[A run of records]
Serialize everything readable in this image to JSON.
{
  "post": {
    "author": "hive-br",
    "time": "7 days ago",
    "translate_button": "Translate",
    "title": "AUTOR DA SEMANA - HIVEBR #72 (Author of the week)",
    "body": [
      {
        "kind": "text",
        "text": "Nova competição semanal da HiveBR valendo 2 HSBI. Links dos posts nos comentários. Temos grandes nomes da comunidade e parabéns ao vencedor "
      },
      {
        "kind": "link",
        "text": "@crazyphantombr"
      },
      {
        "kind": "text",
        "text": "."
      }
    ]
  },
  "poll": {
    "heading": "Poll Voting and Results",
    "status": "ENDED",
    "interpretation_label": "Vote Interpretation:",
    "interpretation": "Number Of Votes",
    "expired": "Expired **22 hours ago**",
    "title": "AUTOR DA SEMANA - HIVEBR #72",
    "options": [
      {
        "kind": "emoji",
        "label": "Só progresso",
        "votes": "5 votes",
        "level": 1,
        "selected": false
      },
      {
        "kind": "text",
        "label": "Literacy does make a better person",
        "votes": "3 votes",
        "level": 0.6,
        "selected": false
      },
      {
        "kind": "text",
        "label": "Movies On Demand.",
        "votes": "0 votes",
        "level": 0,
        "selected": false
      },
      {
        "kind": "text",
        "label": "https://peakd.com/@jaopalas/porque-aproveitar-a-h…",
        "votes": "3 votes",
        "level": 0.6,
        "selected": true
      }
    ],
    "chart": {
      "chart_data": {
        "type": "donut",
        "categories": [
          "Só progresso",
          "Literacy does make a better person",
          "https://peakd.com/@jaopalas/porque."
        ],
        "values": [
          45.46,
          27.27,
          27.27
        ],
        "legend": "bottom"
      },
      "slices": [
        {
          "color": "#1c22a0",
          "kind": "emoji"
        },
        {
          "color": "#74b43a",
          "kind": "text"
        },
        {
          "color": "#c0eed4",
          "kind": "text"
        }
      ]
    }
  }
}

◆ **Aim**
Write out the material from the first line to the last, exactly.

◆ **The completed task**
Serialize everything readable in this image to JSON.
{
  "post": {
    "author": "hive-br",
    "time": "7 days ago",
    "translate_button": "Translate",
    "title": "AUTOR DA SEMANA - HIVEBR #72 (Author of the week)",
    "body": [
      {
        "kind": "text",
        "text": "Nova competição semanal da HiveBR valendo 2 HSBI. Links dos posts nos comentários. Temos grandes nomes da comunidade e parabéns ao vencedor "
      },
      {
        "kind": "link",
        "text": "@crazyphantombr"
      },
      {
        "kind": "text",
        "text": "."
      }
    ]
  },
  "poll": {
    "heading": "Poll Voting and Results",
    "status": "ENDED",
    "interpretation_label": "Vote Interpretation:",
    "interpretation": "Number Of Votes",
    "expired": "Expired **22 hours ago**",
    "title": "AUTOR DA SEMANA - HIVEBR #72",
    "options": [
      {
        "kind": "emoji",
        "label": "Só progresso",
        "votes": "5 votes",
        "level": 1,
        "selected": false
      },
      {
        "kind": "text",
        "label": "Literacy does make a better person",
        "votes": "3 votes",
        "level": 0.6,
        "selected": false
      },
      {
        "kind": "text",
        "label": "Movies On Demand.",
        "votes": "0 votes",
        "level": 0,
        "selected": false
      },
      {
        "kind": "text",
        "label": "https://peakd.com/@jaopalas/porque-aproveitar-a-h…",
        "votes": "3 votes",
        "level": 0.6,
        "selected": true
      }
    ],
    "chart": {
      "chart_data": {
        "type": "donut",
        "categories": [
          "Só progresso",
          "Literacy does make a better person",
          "https://peakd.com/@jaopalas/porque."
        ],
        "values": [
          45.46,
          27.27,
          27.27
        ],
        "legend": "bottom"
      },
      "slices": [
        {
          "color": "#1c22a0",
          "kind": "emoji"
        },
        {
          "color": "#74b43a",
          "kind": "text"
        },
        {
          "color": "#c0eed4",
          "kind": "text"
        }
      ]
    }
  }
}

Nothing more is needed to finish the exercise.